*INSTRUCTION*
Look through the records that follow. Copy every line containing the word "JSON".

--- start of AVAILABLE RECORDS ---

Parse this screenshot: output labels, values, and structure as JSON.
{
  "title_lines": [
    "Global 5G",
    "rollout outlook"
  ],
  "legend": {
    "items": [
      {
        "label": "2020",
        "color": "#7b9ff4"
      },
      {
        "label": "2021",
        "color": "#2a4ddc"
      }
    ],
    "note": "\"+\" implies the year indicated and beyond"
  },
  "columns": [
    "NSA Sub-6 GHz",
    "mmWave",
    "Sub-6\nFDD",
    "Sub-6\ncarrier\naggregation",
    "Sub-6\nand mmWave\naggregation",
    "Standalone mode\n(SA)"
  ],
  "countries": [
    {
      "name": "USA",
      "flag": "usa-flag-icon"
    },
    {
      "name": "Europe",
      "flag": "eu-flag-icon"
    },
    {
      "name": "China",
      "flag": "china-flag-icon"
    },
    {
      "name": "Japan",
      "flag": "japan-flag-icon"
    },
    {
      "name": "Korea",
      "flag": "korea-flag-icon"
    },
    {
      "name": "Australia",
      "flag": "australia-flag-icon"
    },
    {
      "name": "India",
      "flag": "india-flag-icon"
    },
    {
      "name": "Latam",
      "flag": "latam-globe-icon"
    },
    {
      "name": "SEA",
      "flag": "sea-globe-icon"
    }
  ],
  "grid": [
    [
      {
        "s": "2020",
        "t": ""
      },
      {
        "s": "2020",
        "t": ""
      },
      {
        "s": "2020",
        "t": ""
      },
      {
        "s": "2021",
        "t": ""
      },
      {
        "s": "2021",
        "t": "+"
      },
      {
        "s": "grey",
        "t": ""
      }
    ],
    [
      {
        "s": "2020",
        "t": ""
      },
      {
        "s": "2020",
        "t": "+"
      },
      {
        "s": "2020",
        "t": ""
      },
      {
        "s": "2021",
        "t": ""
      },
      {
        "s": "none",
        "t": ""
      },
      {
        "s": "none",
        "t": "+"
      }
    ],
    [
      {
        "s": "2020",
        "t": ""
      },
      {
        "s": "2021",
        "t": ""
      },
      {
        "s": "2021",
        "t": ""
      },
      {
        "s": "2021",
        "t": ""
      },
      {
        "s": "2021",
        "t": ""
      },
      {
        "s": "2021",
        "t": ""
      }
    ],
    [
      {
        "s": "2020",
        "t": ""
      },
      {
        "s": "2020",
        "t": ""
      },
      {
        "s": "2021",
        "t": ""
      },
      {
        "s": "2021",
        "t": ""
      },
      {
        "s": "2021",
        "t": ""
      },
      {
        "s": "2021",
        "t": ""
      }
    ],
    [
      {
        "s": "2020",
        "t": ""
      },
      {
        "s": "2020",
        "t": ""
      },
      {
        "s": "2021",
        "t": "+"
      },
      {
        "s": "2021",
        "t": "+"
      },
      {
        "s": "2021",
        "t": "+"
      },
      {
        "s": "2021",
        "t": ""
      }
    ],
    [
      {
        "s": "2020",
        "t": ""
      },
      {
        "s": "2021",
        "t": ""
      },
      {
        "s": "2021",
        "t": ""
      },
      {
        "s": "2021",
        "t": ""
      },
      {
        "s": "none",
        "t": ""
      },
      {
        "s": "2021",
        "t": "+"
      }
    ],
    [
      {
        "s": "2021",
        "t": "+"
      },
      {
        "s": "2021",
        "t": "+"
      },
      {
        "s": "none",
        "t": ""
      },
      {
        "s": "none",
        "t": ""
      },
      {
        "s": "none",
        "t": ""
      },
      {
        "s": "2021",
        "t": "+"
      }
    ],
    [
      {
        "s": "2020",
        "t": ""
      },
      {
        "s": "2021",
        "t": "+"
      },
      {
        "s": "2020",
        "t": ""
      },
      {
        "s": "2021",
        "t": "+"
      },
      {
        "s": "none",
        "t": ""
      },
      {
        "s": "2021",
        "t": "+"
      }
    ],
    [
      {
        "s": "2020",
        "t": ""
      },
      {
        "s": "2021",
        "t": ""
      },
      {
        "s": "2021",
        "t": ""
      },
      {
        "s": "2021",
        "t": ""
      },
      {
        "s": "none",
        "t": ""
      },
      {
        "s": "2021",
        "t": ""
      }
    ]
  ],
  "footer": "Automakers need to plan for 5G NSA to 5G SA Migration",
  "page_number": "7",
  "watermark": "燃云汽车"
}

--- end of AVAILABLE RECORDS ---
--- start of AVAILABLE RECORDS ---

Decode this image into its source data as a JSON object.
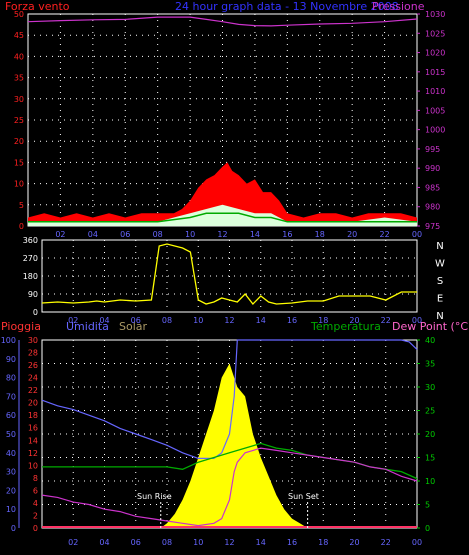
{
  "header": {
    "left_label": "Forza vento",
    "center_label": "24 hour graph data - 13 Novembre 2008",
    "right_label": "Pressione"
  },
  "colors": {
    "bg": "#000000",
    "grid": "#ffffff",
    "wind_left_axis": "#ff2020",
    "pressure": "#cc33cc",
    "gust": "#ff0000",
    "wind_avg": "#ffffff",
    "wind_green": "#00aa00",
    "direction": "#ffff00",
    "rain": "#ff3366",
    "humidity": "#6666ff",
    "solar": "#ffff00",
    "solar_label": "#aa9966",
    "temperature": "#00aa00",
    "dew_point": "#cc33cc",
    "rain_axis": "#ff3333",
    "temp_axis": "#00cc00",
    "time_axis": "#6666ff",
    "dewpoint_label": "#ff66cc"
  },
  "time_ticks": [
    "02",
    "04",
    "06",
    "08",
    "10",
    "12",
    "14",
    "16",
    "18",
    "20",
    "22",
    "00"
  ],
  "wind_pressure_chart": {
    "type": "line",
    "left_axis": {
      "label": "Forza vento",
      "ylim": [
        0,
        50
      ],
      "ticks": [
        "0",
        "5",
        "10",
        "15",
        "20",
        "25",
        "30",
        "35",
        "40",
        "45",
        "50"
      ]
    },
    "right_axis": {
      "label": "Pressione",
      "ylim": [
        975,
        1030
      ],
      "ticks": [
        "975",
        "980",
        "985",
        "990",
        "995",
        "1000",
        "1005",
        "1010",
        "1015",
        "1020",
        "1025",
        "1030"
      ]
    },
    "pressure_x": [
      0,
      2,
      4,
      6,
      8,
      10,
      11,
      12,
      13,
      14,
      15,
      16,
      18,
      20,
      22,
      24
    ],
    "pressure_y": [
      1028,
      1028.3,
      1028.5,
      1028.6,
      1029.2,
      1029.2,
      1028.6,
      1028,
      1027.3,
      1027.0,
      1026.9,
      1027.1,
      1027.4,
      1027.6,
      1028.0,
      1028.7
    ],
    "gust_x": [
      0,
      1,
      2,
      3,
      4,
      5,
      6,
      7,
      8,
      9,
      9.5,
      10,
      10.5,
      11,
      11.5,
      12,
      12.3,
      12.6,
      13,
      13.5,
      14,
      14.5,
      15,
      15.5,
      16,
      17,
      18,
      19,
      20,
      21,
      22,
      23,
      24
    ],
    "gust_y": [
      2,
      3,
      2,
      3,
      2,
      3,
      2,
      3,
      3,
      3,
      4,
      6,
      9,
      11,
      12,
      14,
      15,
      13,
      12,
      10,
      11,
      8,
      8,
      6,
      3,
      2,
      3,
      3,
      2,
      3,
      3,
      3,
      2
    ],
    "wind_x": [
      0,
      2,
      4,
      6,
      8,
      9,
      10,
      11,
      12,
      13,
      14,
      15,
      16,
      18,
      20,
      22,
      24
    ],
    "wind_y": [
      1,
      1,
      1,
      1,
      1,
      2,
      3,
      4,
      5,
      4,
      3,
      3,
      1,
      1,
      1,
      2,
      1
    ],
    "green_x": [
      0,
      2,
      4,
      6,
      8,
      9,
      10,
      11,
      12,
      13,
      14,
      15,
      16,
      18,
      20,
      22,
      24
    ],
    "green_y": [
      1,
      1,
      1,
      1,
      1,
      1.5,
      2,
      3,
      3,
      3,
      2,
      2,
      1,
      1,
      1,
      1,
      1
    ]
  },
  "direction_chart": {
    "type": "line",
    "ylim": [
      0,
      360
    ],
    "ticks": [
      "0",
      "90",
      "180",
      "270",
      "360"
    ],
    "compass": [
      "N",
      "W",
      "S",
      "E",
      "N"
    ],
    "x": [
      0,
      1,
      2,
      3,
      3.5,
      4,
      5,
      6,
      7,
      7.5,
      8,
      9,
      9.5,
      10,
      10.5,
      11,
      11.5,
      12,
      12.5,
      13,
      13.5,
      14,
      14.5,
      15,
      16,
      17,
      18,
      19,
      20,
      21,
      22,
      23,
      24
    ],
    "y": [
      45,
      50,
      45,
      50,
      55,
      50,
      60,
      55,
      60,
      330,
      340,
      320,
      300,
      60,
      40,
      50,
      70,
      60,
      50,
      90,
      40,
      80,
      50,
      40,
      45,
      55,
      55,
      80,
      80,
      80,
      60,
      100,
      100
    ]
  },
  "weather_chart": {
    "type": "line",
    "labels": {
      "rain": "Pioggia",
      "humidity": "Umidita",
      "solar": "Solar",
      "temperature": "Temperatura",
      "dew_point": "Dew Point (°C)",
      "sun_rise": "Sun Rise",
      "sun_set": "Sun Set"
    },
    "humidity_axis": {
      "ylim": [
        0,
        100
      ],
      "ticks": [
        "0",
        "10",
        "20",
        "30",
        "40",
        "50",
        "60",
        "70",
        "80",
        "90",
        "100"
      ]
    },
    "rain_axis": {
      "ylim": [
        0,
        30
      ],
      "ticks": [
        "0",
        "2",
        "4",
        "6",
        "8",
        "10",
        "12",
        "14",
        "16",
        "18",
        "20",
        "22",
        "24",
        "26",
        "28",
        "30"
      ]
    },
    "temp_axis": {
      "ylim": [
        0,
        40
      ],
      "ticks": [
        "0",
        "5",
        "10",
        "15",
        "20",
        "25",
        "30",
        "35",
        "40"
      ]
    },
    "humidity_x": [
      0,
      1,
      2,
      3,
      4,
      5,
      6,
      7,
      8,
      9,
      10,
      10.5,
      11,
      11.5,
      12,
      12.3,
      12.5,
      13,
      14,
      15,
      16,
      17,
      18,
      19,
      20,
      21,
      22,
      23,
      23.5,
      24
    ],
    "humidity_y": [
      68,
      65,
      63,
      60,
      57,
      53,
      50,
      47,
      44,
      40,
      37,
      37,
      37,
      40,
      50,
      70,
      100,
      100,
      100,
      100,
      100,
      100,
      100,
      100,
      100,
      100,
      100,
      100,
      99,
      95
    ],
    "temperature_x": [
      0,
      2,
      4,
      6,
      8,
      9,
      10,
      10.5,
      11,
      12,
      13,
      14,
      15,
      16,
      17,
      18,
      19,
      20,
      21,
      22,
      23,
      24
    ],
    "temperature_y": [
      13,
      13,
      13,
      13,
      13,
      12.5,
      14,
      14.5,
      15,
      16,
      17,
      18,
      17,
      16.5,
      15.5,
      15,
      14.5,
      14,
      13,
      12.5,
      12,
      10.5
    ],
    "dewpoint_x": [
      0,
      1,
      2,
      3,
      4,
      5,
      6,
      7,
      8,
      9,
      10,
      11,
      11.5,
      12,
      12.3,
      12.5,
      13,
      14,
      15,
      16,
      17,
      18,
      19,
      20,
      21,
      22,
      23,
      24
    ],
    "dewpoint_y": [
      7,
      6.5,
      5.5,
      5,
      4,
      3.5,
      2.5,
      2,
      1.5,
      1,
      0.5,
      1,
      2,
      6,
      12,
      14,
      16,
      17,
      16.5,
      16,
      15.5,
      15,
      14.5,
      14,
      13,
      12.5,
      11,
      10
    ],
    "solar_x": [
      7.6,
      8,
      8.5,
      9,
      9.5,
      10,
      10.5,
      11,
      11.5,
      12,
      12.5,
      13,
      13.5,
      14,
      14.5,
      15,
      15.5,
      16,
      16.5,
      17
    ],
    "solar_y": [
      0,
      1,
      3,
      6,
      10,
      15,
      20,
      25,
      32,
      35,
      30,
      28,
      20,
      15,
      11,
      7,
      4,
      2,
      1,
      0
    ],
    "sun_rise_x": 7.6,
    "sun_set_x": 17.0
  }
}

--- end of AVAILABLE RECORDS ---

*ANSWER FOR THIS EXERCISE*
Parse this screenshot: output labels, values, and structure as JSON.
Decode this image into its source data as a JSON object.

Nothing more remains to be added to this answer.